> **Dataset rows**
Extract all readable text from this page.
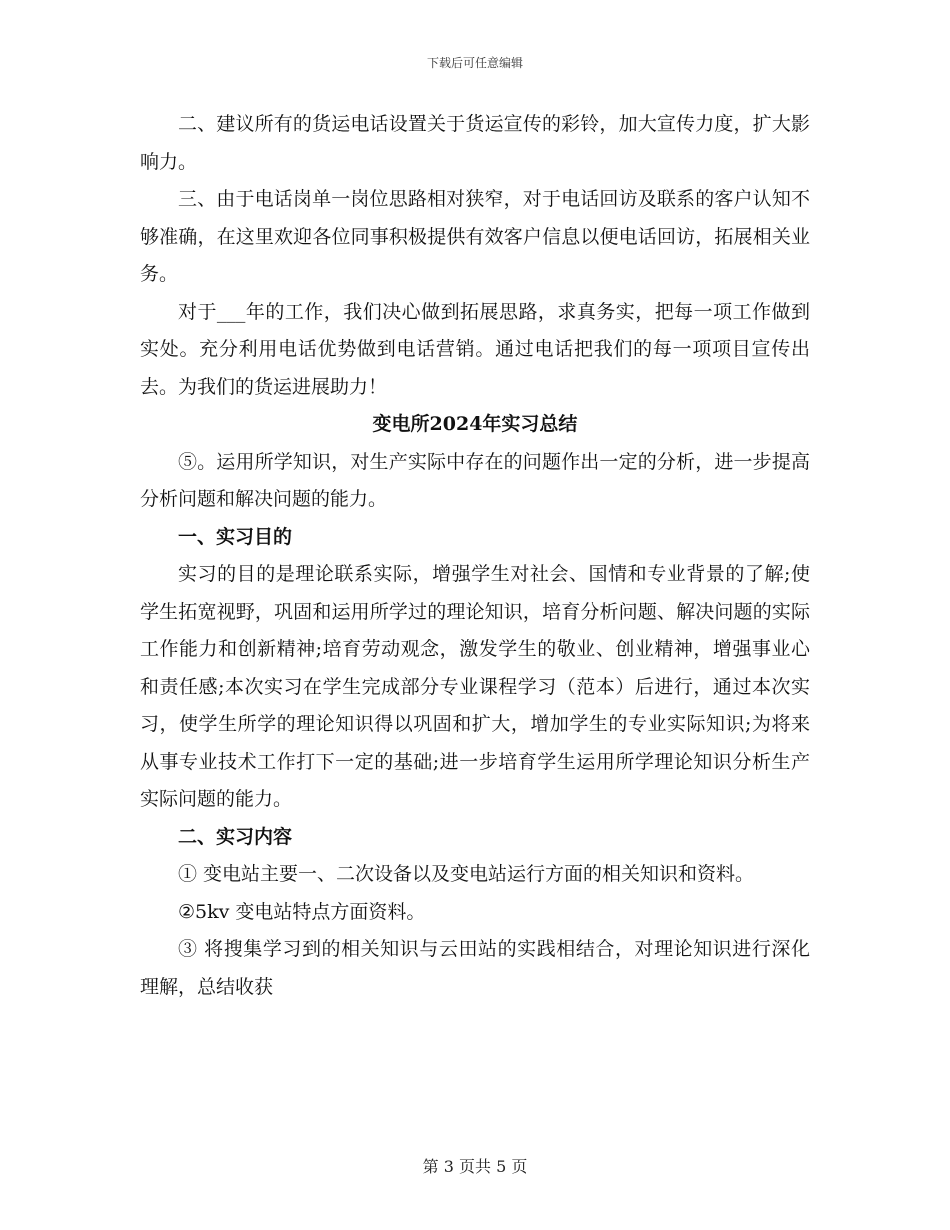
下载后可任意编辑

二、建议所有的货运电话设置关于货运宣传的彩铃，加大宣传力度，扩大影响力。

三、由于电话岗单一岗位思路相对狭窄，对于电话回访及联系的客户认知不够准确，在这里欢迎各位同事积极提供有效客户信息以便电话回访，拓展相关业务。

对于___年的工作，我们决心做到拓展思路，求真务实，把每一项工作做到实处。充分利用电话优势做到电话营销。通过电话把我们的每一项项目宣传出去。为我们的货运进展助力！

变电所2024年实习总结

⑤。运用所学知识，对生产实际中存在的问题作出一定的分析，进一步提高分析问题和解决问题的能力。

一、实习目的

实习的目的是理论联系实际，增强学生对社会、国情和专业背景的了解;使学生拓宽视野，巩固和运用所学过的理论知识，培育分析问题、解决问题的实际工作能力和创新精神;培育劳动观念，激发学生的敬业、创业精神，增强事业心和责任感;本次实习在学生完成部分专业课程学习（范本）后进行，通过本次实习，使学生所学的理论知识得以巩固和扩大，增加学生的专业实际知识;为将来从事专业技术工作打下一定的基础;进一步培育学生运用所学理论知识分析生产实际问题的能力。

二、实习内容

① 变电站主要一、二次设备以及变电站运行方面的相关知识和资料。

②5kv 变电站特点方面资料。

③ 将搜集学习到的相关知识与云田站的实践相结合，对理论知识进行深化理解，总结收获

第 3 页共 5 页
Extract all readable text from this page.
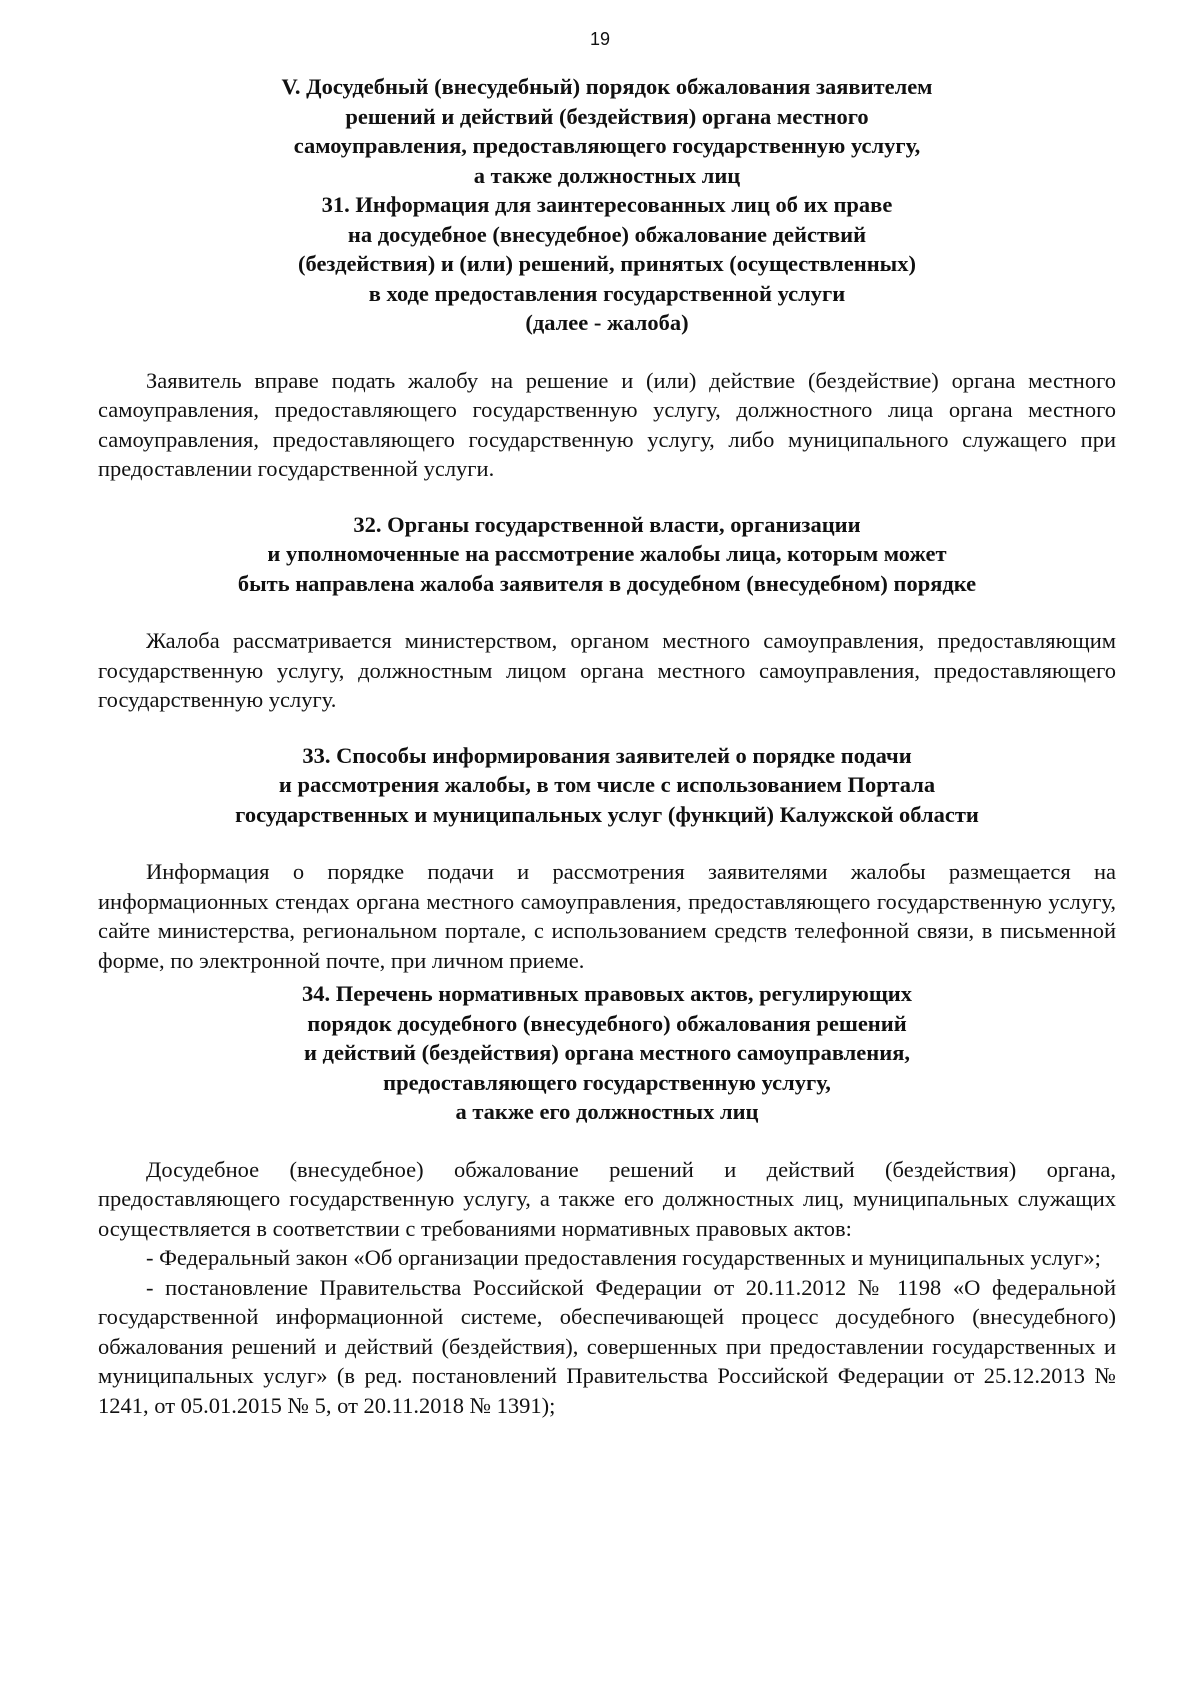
19
V. Досудебный (внесудебный) порядок обжалования заявителем
решений и действий (бездействия) органа местного
самоуправления, предоставляющего государственную услугу,
а также должностных лиц
31. Информация для заинтересованных лиц об их праве
на досудебное (внесудебное) обжалование действий
(бездействия) и (или) решений, принятых (осуществленных)
в ходе предоставления государственной услуги
(далее - жалоба)

Заявитель вправе подать жалобу на решение и (или) действие (бездействие) органа местного самоуправления, предоставляющего государственную услугу, должностного лица органа местного самоуправления, предоставляющего государственную услугу, либо муниципального служащего при предоставлении государственной услуги.

32. Органы государственной власти, организации
и уполномоченные на рассмотрение жалобы лица, которым может
быть направлена жалоба заявителя в досудебном (внесудебном) порядке

Жалоба рассматривается министерством, органом местного самоуправления, предоставляющим государственную услугу, должностным лицом органа местного самоуправления, предоставляющего государственную услугу.

33. Способы информирования заявителей о порядке подачи
и рассмотрения жалобы, в том числе с использованием Портала
государственных и муниципальных услуг (функций) Калужской области

Информация о порядке подачи и рассмотрения заявителями жалобы размещается на информационных стендах органа местного самоуправления, предоставляющего государственную услугу, сайте министерства, региональном портале, с использованием средств телефонной связи, в письменной форме, по электронной почте, при личном приеме.

34. Перечень нормативных правовых актов, регулирующих
порядок досудебного (внесудебного) обжалования решений
и действий (бездействия) органа местного самоуправления,
предоставляющего государственную услугу,
а также его должностных лиц

Досудебное (внесудебное) обжалование решений и действий (бездействия) органа, предоставляющего государственную услугу, а также его должностных лиц, муниципальных служащих осуществляется в соответствии с требованиями нормативных правовых актов:

- Федеральный закон «Об организации предоставления государственных и муниципальных услуг»;

- постановление Правительства Российской Федерации от 20.11.2012 № 1198 «О федеральной государственной информационной системе, обеспечивающей процесс досудебного (внесудебного) обжалования решений и действий (бездействия), совершенных при предоставлении государственных и муниципальных услуг» (в ред. постановлений Правительства Российской Федерации от 25.12.2013 № 1241, от 05.01.2015 № 5, от 20.11.2018 № 1391);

> **EXERCISE DESCRIPTION**
Transcribe all entries above exactly. Drop the pictures.

> **ANSWER TO THE PROBLEM**
Extract all readable text from this page.
下载后可任意编辑

二、建议所有的货运电话设置关于货运宣传的彩铃，加大宣传力度，扩大影响力。

三、由于电话岗单一岗位思路相对狭窄，对于电话回访及联系的客户认知不够准确，在这里欢迎各位同事积极提供有效客户信息以便电话回访，拓展相关业务。

对于___年的工作，我们决心做到拓展思路，求真务实，把每一项工作做到实处。充分利用电话优势做到电话营销。通过电话把我们的每一项项目宣传出去。为我们的货运进展助力！

变电所2024年实习总结

⑤。运用所学知识，对生产实际中存在的问题作出一定的分析，进一步提高分析问题和解决问题的能力。

一、实习目的

实习的目的是理论联系实际，增强学生对社会、国情和专业背景的了解;使学生拓宽视野，巩固和运用所学过的理论知识，培育分析问题、解决问题的实际工作能力和创新精神;培育劳动观念，激发学生的敬业、创业精神，增强事业心和责任感;本次实习在学生完成部分专业课程学习（范本）后进行，通过本次实习，使学生所学的理论知识得以巩固和扩大，增加学生的专业实际知识;为将来从事专业技术工作打下一定的基础;进一步培育学生运用所学理论知识分析生产实际问题的能力。

二、实习内容

① 变电站主要一、二次设备以及变电站运行方面的相关知识和资料。

②5kv 变电站特点方面资料。

③ 将搜集学习到的相关知识与云田站的实践相结合，对理论知识进行深化理解，总结收获

第 3 页共 5 页
Extract all readable text from this page.
19
V. Досудебный (внесудебный) порядок обжалования заявителем
решений и действий (бездействия) органа местного
самоуправления, предоставляющего государственную услугу,
а также должностных лиц
31. Информация для заинтересованных лиц об их праве
на досудебное (внесудебное) обжалование действий
(бездействия) и (или) решений, принятых (осуществленных)
в ходе предоставления государственной услуги
(далее - жалоба)

Заявитель вправе подать жалобу на решение и (или) действие (бездействие) органа местного самоуправления, предоставляющего государственную услугу, должностного лица органа местного самоуправления, предоставляющего государственную услугу, либо муниципального служащего при предоставлении государственной услуги.

32. Органы государственной власти, организации
и уполномоченные на рассмотрение жалобы лица, которым может
быть направлена жалоба заявителя в досудебном (внесудебном) порядке

Жалоба рассматривается министерством, органом местного самоуправления, предоставляющим государственную услугу, должностным лицом органа местного самоуправления, предоставляющего государственную услугу.

33. Способы информирования заявителей о порядке подачи
и рассмотрения жалобы, в том числе с использованием Портала
государственных и муниципальных услуг (функций) Калужской области

Информация о порядке подачи и рассмотрения заявителями жалобы размещается на информационных стендах органа местного самоуправления, предоставляющего государственную услугу, сайте министерства, региональном портале, с использованием средств телефонной связи, в письменной форме, по электронной почте, при личном приеме.

34. Перечень нормативных правовых актов, регулирующих
порядок досудебного (внесудебного) обжалования решений
и действий (бездействия) органа местного самоуправления,
предоставляющего государственную услугу,
а также его должностных лиц

Досудебное (внесудебное) обжалование решений и действий (бездействия) органа, предоставляющего государственную услугу, а также его должностных лиц, муниципальных служащих осуществляется в соответствии с требованиями нормативных правовых актов:

- Федеральный закон «Об организации предоставления государственных и муниципальных услуг»;

- постановление Правительства Российской Федерации от 20.11.2012 № 1198 «О федеральной государственной информационной системе, обеспечивающей процесс досудебного (внесудебного) обжалования решений и действий (бездействия), совершенных при предоставлении государственных и муниципальных услуг» (в ред. постановлений Правительства Российской Федерации от 25.12.2013 № 1241, от 05.01.2015 № 5, от 20.11.2018 № 1391);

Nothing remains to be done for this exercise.